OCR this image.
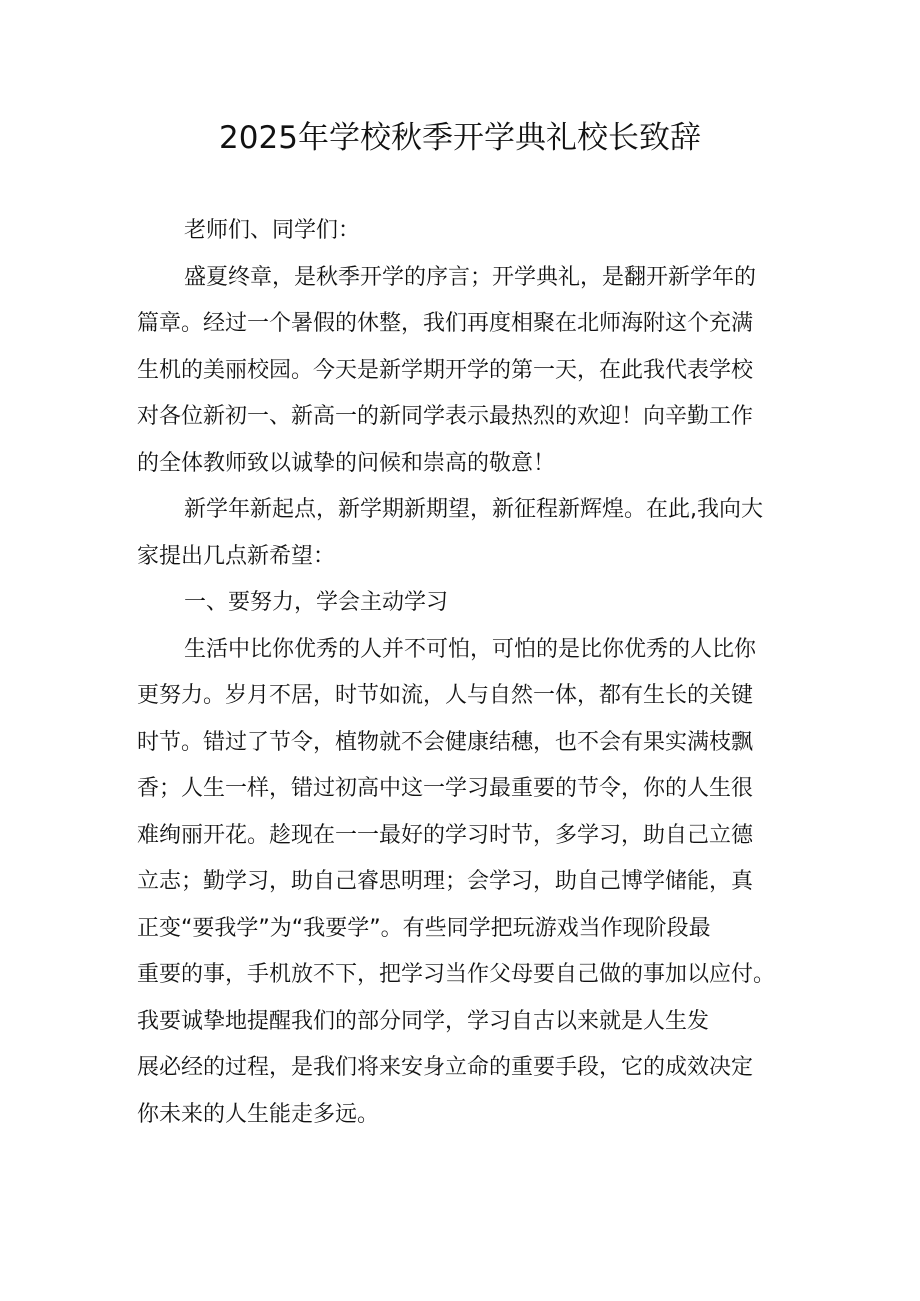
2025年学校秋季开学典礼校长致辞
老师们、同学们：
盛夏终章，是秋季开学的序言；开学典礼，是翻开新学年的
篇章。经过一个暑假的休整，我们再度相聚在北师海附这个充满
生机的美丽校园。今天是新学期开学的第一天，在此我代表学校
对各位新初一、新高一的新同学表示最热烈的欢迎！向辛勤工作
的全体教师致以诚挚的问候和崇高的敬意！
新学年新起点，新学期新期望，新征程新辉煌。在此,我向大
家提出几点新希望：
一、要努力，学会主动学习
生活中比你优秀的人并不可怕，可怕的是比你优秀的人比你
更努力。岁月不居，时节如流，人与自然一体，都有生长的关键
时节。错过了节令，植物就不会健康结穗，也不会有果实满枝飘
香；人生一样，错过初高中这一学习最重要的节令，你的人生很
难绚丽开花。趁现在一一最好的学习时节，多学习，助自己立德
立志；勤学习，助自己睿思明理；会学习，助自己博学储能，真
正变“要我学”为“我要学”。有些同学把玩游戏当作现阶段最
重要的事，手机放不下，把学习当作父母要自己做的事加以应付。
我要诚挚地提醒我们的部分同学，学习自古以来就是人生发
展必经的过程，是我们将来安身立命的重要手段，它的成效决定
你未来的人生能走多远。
# # # #
**Short task**
Write out the listing above exactly as it stands, pictures excluded.

**Written answer**
OCR this image.
2025年学校秋季开学典礼校长致辞
老师们、同学们：
盛夏终章，是秋季开学的序言；开学典礼，是翻开新学年的
篇章。经过一个暑假的休整，我们再度相聚在北师海附这个充满
生机的美丽校园。今天是新学期开学的第一天，在此我代表学校
对各位新初一、新高一的新同学表示最热烈的欢迎！向辛勤工作
的全体教师致以诚挚的问候和崇高的敬意！
新学年新起点，新学期新期望，新征程新辉煌。在此,我向大
家提出几点新希望：
一、要努力，学会主动学习
生活中比你优秀的人并不可怕，可怕的是比你优秀的人比你
更努力。岁月不居，时节如流，人与自然一体，都有生长的关键
时节。错过了节令，植物就不会健康结穗，也不会有果实满枝飘
香；人生一样，错过初高中这一学习最重要的节令，你的人生很
难绚丽开花。趁现在一一最好的学习时节，多学习，助自己立德
立志；勤学习，助自己睿思明理；会学习，助自己博学储能，真
正变“要我学”为“我要学”。有些同学把玩游戏当作现阶段最
重要的事，手机放不下，把学习当作父母要自己做的事加以应付。
我要诚挚地提醒我们的部分同学，学习自古以来就是人生发
展必经的过程，是我们将来安身立命的重要手段，它的成效决定
你未来的人生能走多远。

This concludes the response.